- **EXERCISE REQUIREMENTS**:
**A.** Which restaurants are named in the Tash review text?
**B.** Can you carry on the Tash restaurant review past its final sentence?

- **PAGE TEXT**:
########

Tash brings Morocco to Barracks Row


Lamb kubideh from Tash near Eastern Market. (Photo by Tracy A. Woodward/The Washington Post)
February 20, 2013

The source of the signature kebabs at Tash on Capitol Hill also inspires the young restaurant’s name: In Persian dialect, tash translates to “flame,” as in charcoal fire, says Vanessa Lim. She’s the wife of owner Nariman Modanlou and says she’s “helping out” at Tash as she prepares to open a second branch of her pan-Asian Nooshi downtown — conveniently just one floor up from Tash.

Modanlou brings street cred to his restaurant. Iranian by birth, he’s also the owner of Moby Dick House of Kabob in Ashburn. That’s a diner’s cue to dip into the smoky baba ghanouj and forge on with lamb kubideh, a rope of ground meat freckled with parsley, garlic and peppercorns and presented with fragrant rice dotted with lima beans. But you might want to crowd the table as well with Tash’s very good olive dip. Made with ground walnuts and tomato sauce, the appetizer is meant to be mopped up with hot-from-the-oven pita. Do not, however, waste your time on the dull fried chicken drumsticks.

The fresh face in the neighborhood is good company. Tiles painted to look like Middle Eastern fabrics and booths separated by walnut walls with open windows make a clever design statement. In good weather, the restaurant will spill out onto a patio.

########

- **LISTED ENTRIES**:
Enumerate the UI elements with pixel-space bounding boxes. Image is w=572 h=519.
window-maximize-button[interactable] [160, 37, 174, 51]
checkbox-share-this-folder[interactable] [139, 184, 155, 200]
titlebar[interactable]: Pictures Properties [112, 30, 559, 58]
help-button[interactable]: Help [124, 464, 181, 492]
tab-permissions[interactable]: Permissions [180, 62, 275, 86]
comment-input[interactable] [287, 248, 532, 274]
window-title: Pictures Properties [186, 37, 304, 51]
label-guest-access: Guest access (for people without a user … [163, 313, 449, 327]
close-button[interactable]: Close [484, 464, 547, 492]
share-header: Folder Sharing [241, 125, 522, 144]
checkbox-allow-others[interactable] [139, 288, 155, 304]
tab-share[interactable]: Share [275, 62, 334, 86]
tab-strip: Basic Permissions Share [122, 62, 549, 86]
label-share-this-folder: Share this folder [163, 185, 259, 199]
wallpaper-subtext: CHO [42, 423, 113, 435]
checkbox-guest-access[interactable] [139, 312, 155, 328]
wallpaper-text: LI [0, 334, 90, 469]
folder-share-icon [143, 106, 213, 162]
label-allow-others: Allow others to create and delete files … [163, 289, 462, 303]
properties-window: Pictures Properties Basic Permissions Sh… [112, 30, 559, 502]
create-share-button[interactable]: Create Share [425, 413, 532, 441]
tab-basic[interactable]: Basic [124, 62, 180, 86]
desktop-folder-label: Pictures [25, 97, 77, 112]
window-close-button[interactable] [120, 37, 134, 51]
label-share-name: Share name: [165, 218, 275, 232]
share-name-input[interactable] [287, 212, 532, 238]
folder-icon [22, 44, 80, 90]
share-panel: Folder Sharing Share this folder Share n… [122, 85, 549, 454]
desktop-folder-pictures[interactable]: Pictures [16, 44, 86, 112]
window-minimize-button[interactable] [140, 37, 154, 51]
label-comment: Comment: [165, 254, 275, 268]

########

- **RESULTS IN ORDER**:
**A.** Tash, Nooshi, and Moby Dick House of Kabob.

**B.**
The menu will grow, too. Down the road, Modanlou plans to take customers on a taste tour of skewered meat and offer dishes representative of Afghanistan, Morocco, Mongolia and other places known for their kebabs.

As for Lim, she hopes to open the second floor of the building she owns with her husband in March. The next Nooshi will expand on the noodles and sushi offered at the original. Remember the superb Peking duck from Lim’s much-missed Yanyu in Cleveland Park? She plans to bring it back for her future feature.

524 Eighth St. SE, 202-733-1133. Entrees, $11.95 to $17.95.

Weaned on a beige buffet a la “Fargo” in Minnesota, Tom Sietsema is the food critic for The Washington Post. This is his second tour of duty at the Post. Sietsema got his first taste in the ‘80s, when he was hired by his predecessor to answer phones, write some, and test the bulk of the Food section’s recipes. That’s how he learned to clean squid, bake colonial cakes and distinguish between nutmeg and mace.